-- start --
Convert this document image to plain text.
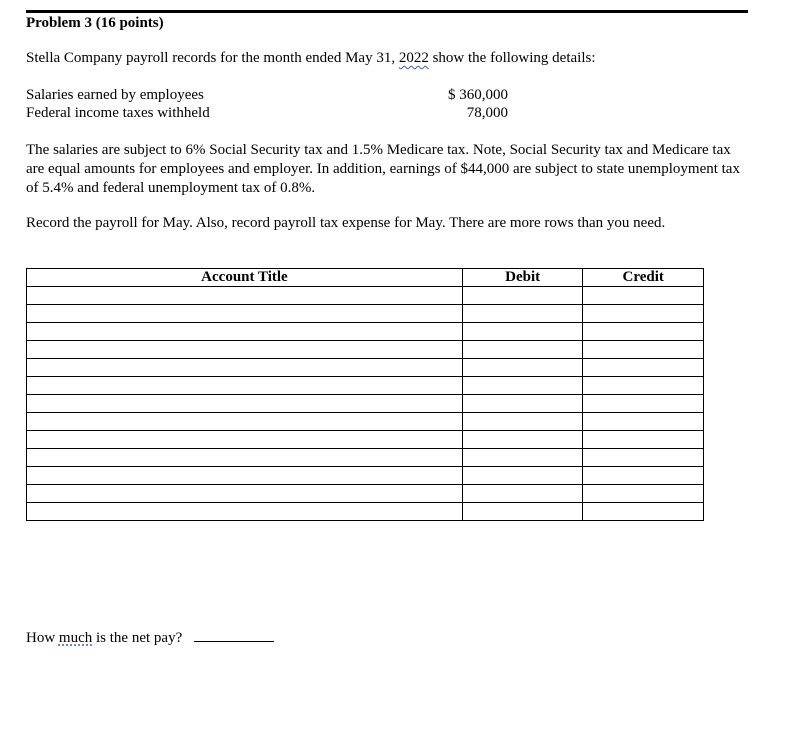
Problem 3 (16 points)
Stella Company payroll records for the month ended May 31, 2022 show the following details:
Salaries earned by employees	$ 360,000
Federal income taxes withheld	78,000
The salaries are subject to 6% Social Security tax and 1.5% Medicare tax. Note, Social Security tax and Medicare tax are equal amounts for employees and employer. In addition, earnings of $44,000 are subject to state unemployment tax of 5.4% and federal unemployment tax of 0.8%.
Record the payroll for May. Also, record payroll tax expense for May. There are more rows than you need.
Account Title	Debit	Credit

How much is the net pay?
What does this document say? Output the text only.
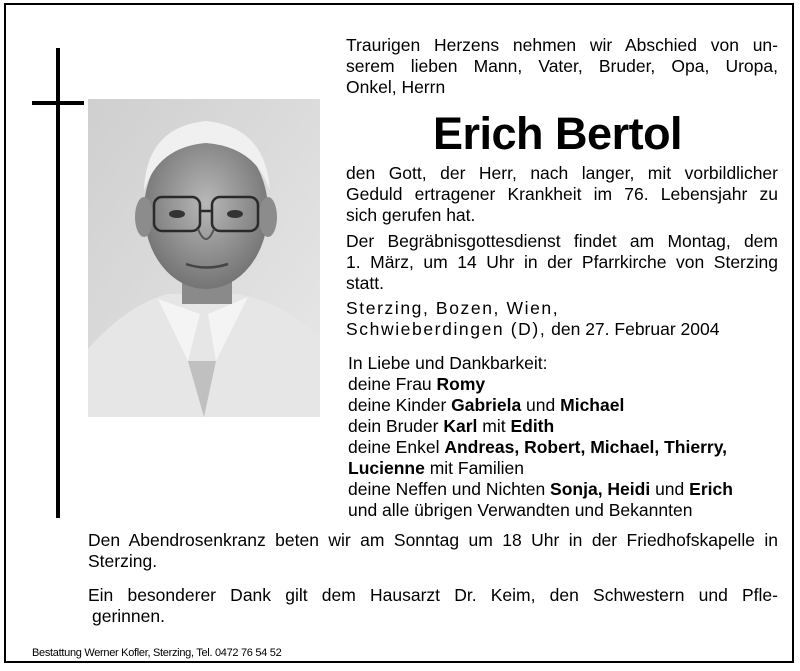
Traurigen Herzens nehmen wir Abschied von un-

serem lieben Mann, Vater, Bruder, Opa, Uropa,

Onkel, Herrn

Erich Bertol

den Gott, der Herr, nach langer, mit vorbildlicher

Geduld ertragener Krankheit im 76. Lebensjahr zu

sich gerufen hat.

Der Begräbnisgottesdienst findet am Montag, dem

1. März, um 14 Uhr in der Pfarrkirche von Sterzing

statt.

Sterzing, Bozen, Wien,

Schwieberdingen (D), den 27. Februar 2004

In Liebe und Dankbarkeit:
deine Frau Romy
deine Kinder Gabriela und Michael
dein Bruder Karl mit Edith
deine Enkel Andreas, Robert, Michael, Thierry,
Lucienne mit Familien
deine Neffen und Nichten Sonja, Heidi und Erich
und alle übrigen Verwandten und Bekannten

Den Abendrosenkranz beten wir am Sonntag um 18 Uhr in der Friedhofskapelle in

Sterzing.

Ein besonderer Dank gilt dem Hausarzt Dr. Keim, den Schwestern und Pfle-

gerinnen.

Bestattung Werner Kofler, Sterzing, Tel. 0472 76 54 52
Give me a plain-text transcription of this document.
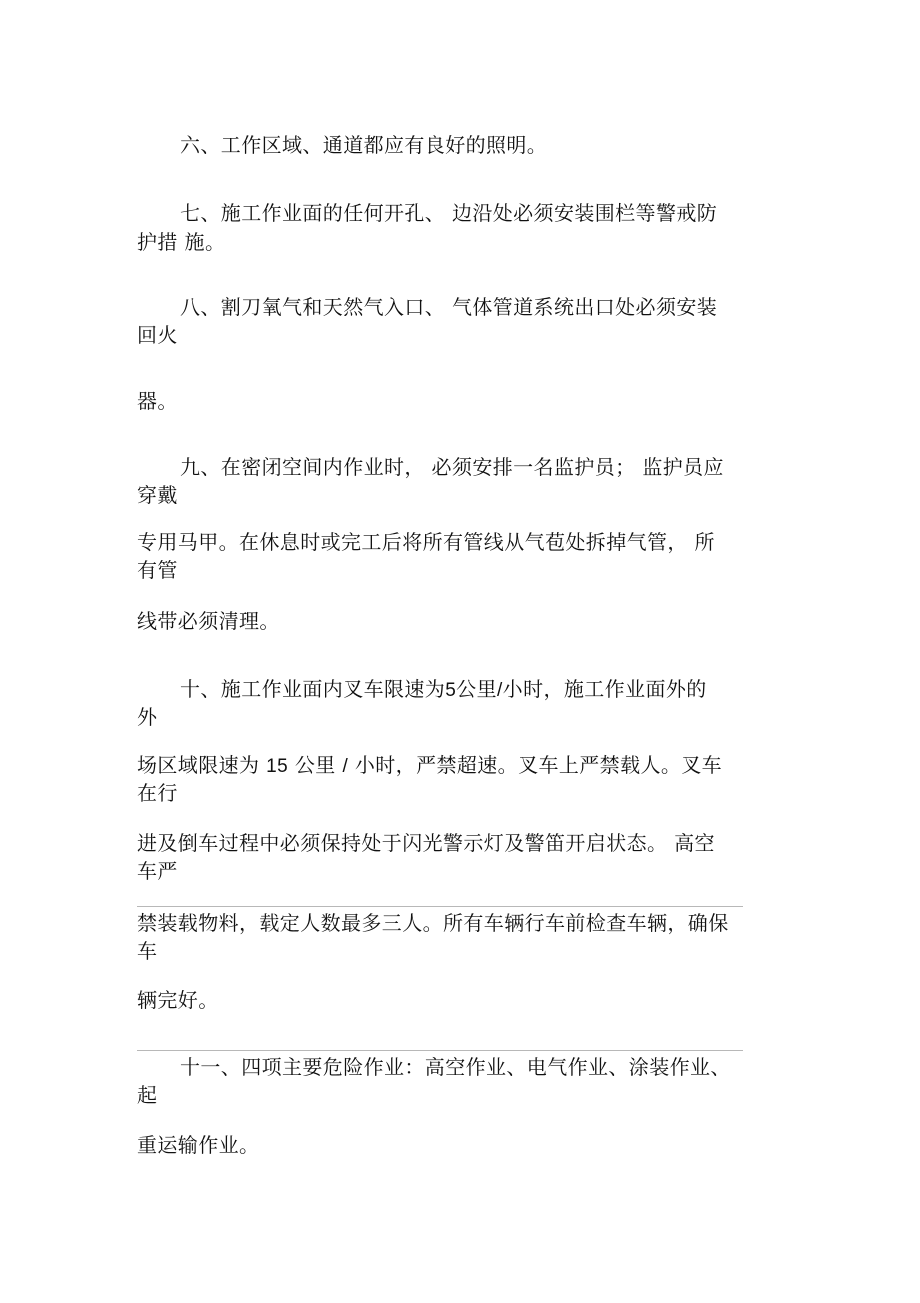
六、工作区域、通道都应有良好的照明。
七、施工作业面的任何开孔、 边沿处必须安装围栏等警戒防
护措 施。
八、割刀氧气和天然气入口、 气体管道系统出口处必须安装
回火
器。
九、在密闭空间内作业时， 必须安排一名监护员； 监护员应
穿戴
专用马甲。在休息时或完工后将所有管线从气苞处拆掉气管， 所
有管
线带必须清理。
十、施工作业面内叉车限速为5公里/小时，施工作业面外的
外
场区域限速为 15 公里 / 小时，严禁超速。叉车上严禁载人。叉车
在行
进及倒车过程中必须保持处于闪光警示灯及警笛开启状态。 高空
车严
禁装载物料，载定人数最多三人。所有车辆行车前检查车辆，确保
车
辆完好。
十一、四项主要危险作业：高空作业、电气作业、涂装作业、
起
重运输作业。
-- end --
WHAT YOU SHOULD DO:
Transcribe each entry precisely as given, leaving the pictures out.

RESPONSE TO THE EXERCISE:
Convert this document image to plain text.
Problem 3 (16 points)
Stella Company payroll records for the month ended May 31, 2022 show the following details:
Salaries earned by employees	$ 360,000
Federal income taxes withheld	78,000
The salaries are subject to 6% Social Security tax and 1.5% Medicare tax. Note, Social Security tax and Medicare tax are equal amounts for employees and employer. In addition, earnings of $44,000 are subject to state unemployment tax of 5.4% and federal unemployment tax of 0.8%.
Record the payroll for May. Also, record payroll tax expense for May. There are more rows than you need.
Account Title	Debit	Credit

How much is the net pay?
What does this document say? Output the text only.
Traurigen Herzens nehmen wir Abschied von un-

serem lieben Mann, Vater, Bruder, Opa, Uropa,

Onkel, Herrn

Erich Bertol

den Gott, der Herr, nach langer, mit vorbildlicher

Geduld ertragener Krankheit im 76. Lebensjahr zu

sich gerufen hat.

Der Begräbnisgottesdienst findet am Montag, dem

1. März, um 14 Uhr in der Pfarrkirche von Sterzing

statt.

Sterzing, Bozen, Wien,

Schwieberdingen (D), den 27. Februar 2004

In Liebe und Dankbarkeit:
deine Frau Romy
deine Kinder Gabriela und Michael
dein Bruder Karl mit Edith
deine Enkel Andreas, Robert, Michael, Thierry,
Lucienne mit Familien
deine Neffen und Nichten Sonja, Heidi und Erich
und alle übrigen Verwandten und Bekannten

Den Abendrosenkranz beten wir am Sonntag um 18 Uhr in der Friedhofskapelle in

Sterzing.

Ein besonderer Dank gilt dem Hausarzt Dr. Keim, den Schwestern und Pfle-

gerinnen.

Bestattung Werner Kofler, Sterzing, Tel. 0472 76 54 52
Give me a plain-text transcription of this document.
六、工作区域、通道都应有良好的照明。
七、施工作业面的任何开孔、 边沿处必须安装围栏等警戒防
护措 施。
八、割刀氧气和天然气入口、 气体管道系统出口处必须安装
回火
器。
九、在密闭空间内作业时， 必须安排一名监护员； 监护员应
穿戴
专用马甲。在休息时或完工后将所有管线从气苞处拆掉气管， 所
有管
线带必须清理。
十、施工作业面内叉车限速为5公里/小时，施工作业面外的
外
场区域限速为 15 公里 / 小时，严禁超速。叉车上严禁载人。叉车
在行
进及倒车过程中必须保持处于闪光警示灯及警笛开启状态。 高空
车严
禁装载物料，载定人数最多三人。所有车辆行车前检查车辆，确保
车
辆完好。
十一、四项主要危险作业：高空作业、电气作业、涂装作业、
起
重运输作业。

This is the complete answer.